§ **Dataset extract**
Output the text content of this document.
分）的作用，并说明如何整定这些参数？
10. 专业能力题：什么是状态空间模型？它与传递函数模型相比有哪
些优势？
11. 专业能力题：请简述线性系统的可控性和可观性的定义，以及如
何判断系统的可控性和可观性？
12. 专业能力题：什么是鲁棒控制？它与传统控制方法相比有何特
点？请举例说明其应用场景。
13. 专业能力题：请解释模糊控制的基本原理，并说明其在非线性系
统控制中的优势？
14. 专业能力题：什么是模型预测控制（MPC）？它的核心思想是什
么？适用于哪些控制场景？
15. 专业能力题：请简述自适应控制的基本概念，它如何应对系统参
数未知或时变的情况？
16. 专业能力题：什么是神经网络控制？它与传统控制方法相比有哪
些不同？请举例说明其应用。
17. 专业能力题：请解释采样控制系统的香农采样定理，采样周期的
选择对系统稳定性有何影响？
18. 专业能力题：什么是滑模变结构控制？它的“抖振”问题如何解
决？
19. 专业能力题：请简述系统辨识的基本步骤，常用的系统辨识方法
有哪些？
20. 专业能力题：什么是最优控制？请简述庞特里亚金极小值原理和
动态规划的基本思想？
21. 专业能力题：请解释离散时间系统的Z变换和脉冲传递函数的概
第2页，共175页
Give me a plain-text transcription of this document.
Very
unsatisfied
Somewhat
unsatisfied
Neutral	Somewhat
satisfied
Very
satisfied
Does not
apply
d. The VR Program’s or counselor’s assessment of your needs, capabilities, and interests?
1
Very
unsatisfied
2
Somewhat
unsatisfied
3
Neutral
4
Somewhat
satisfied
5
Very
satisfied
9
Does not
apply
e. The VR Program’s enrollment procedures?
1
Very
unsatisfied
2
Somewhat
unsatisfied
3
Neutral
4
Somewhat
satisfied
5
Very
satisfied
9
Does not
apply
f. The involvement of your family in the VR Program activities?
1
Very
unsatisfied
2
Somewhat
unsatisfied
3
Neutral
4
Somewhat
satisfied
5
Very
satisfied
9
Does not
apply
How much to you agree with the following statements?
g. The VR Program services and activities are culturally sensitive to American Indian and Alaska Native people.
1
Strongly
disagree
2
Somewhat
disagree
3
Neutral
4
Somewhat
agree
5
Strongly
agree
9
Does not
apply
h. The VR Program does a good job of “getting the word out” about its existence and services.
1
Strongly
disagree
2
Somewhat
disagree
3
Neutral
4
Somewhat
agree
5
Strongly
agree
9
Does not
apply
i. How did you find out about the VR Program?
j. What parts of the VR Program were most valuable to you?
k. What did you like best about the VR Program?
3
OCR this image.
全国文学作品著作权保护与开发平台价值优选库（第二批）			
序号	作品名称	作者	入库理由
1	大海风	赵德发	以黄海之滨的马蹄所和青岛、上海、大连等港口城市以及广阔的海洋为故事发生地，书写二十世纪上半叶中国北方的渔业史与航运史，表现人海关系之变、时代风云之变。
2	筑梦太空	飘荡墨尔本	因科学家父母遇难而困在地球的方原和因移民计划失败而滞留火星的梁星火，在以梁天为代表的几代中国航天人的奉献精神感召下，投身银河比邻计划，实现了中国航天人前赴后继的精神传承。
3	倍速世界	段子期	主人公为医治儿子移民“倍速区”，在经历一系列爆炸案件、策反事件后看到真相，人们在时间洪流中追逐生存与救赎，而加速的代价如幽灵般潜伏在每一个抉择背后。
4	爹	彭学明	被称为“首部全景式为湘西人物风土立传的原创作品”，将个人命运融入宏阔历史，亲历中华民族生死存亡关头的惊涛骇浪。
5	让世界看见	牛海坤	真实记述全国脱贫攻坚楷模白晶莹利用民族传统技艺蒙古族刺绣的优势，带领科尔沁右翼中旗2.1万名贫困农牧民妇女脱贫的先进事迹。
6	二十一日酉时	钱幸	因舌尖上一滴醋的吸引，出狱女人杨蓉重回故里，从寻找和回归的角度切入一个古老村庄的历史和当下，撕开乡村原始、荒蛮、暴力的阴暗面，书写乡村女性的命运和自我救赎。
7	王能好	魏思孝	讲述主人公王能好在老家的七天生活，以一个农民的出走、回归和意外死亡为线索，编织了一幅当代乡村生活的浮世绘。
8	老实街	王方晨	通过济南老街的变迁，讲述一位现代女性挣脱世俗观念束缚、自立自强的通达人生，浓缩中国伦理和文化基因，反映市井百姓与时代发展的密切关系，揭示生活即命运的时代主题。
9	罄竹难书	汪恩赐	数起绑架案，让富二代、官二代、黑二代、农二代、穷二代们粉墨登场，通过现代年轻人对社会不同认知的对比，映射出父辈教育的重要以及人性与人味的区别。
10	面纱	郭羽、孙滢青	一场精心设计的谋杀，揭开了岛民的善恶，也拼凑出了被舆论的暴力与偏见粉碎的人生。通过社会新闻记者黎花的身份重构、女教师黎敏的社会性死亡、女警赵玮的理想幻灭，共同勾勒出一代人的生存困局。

§ **Task brief**
Within the material above, find the lines that contain the word "about"; copy them.

§ **Worked solution**
h. The VR Program does a good job of “getting the word out” about its existence and services.
i. How did you find out about the VR Program?
k. What did you like best about the VR Program?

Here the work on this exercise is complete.